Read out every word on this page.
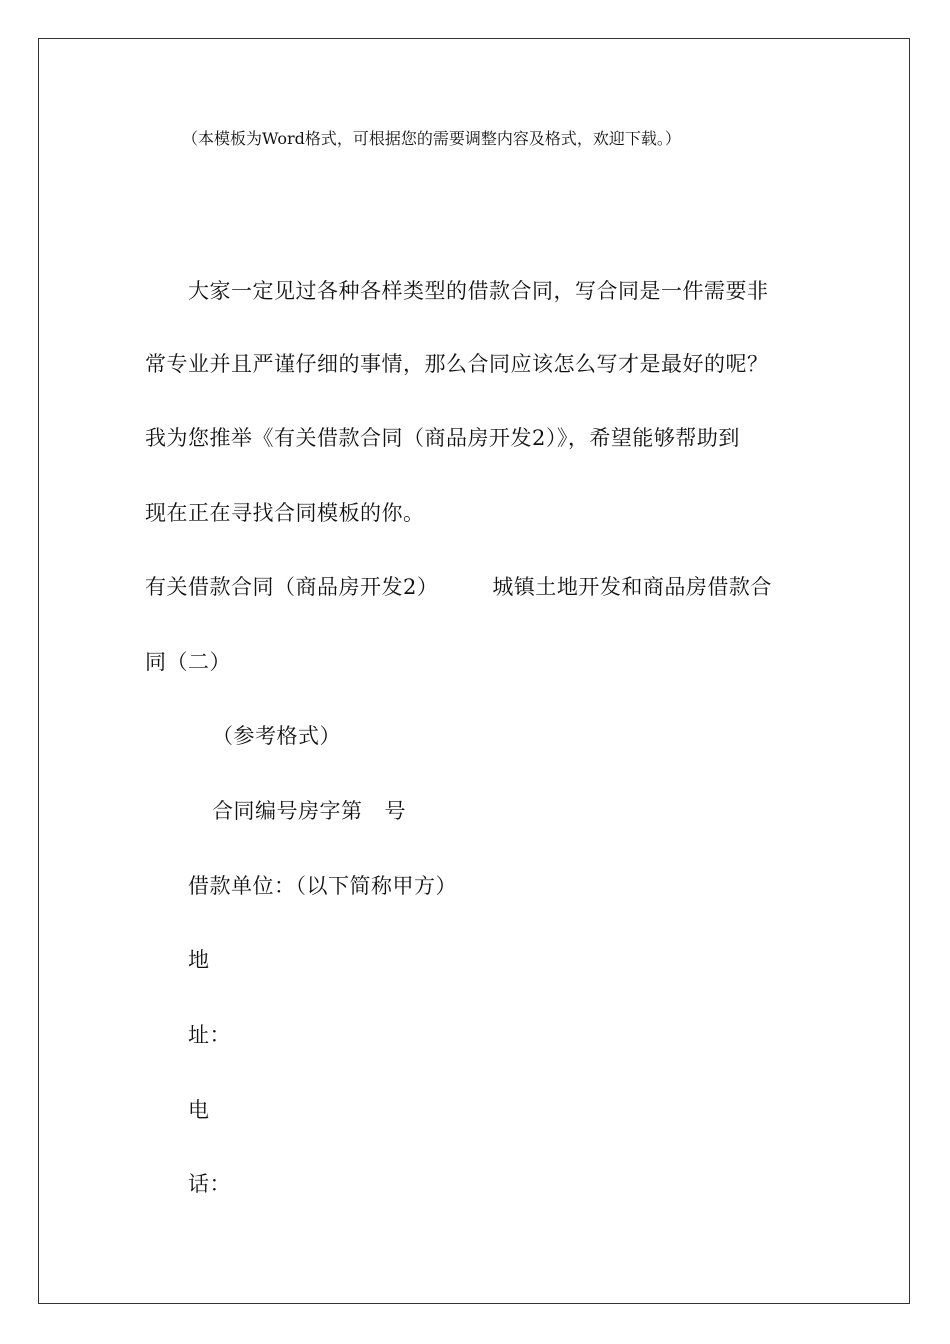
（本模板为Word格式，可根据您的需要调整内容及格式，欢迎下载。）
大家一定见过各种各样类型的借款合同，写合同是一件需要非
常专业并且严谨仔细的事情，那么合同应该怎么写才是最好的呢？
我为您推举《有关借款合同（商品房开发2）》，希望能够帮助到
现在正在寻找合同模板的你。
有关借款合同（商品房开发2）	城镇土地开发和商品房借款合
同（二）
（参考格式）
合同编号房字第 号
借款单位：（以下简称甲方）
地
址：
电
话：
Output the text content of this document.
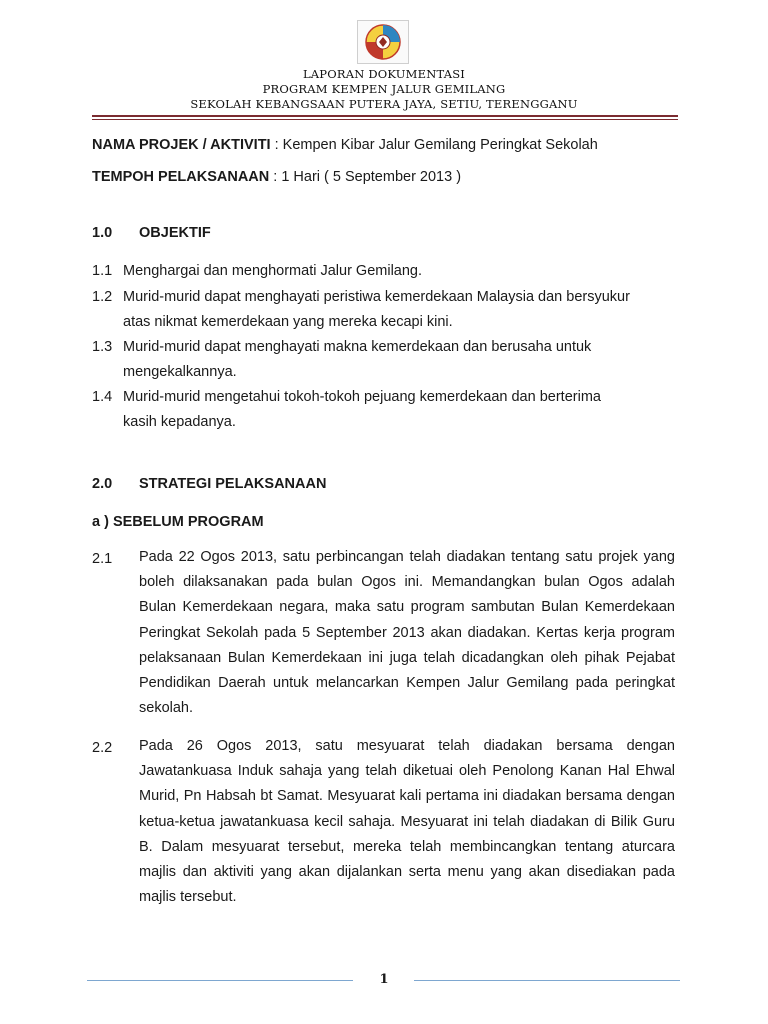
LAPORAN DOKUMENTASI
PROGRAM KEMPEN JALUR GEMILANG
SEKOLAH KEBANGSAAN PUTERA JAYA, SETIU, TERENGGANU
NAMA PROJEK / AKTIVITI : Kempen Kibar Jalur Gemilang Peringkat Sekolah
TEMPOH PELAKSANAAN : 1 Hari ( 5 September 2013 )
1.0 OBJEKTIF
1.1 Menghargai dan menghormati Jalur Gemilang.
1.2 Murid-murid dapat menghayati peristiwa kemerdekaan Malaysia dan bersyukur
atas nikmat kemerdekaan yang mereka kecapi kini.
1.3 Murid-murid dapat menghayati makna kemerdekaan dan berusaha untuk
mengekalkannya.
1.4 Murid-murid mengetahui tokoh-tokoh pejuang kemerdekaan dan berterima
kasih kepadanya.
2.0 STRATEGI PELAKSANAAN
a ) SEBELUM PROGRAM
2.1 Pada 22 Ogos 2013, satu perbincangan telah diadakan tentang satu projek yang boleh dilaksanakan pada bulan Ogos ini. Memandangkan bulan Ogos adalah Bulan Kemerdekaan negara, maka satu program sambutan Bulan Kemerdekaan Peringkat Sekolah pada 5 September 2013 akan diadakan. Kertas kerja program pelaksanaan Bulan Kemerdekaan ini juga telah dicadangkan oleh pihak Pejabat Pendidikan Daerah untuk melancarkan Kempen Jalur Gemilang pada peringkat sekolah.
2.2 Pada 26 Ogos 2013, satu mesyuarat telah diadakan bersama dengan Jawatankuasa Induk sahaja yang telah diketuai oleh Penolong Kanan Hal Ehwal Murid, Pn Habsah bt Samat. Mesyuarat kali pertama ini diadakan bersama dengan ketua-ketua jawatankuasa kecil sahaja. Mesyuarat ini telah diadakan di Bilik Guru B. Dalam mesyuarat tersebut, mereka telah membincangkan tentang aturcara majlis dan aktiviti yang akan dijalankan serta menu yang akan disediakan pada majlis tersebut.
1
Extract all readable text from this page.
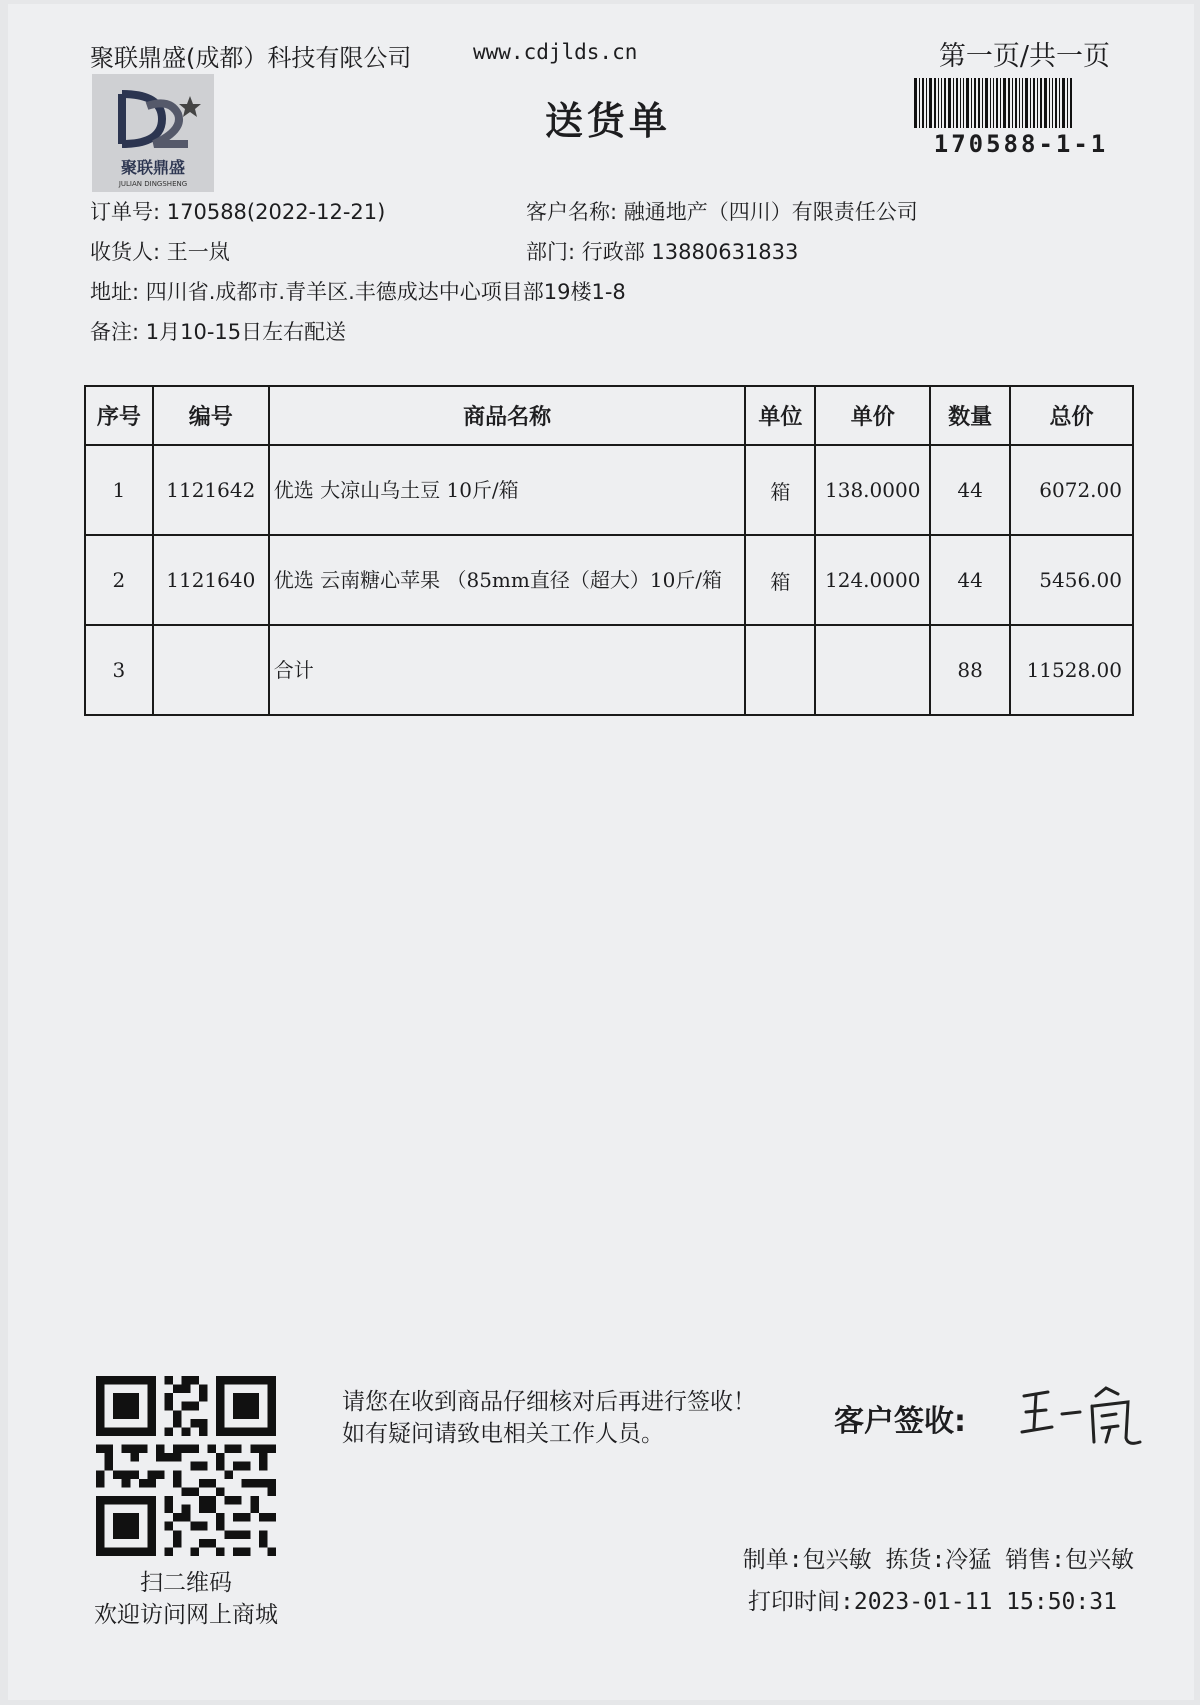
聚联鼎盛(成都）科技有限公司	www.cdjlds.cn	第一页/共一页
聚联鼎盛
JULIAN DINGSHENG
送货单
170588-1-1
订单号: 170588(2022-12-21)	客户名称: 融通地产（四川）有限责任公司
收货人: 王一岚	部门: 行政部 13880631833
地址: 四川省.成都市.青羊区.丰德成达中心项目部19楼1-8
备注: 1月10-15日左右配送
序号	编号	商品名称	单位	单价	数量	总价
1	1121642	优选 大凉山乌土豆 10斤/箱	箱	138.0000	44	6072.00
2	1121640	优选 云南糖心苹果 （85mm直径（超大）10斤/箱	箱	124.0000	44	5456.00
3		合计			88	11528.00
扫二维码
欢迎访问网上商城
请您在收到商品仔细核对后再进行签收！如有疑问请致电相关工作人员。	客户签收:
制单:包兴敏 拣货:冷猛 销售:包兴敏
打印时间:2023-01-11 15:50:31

* * *

**Given instruction**:
Reproduce every line of the listing above in which the string "dapat" appears.

**Response**:
1.2 Murid-murid dapat menghayati peristiwa kemerdekaan Malaysia dan bersyukur
1.3 Murid-murid dapat menghayati makna kemerdekaan dan berusaha untuk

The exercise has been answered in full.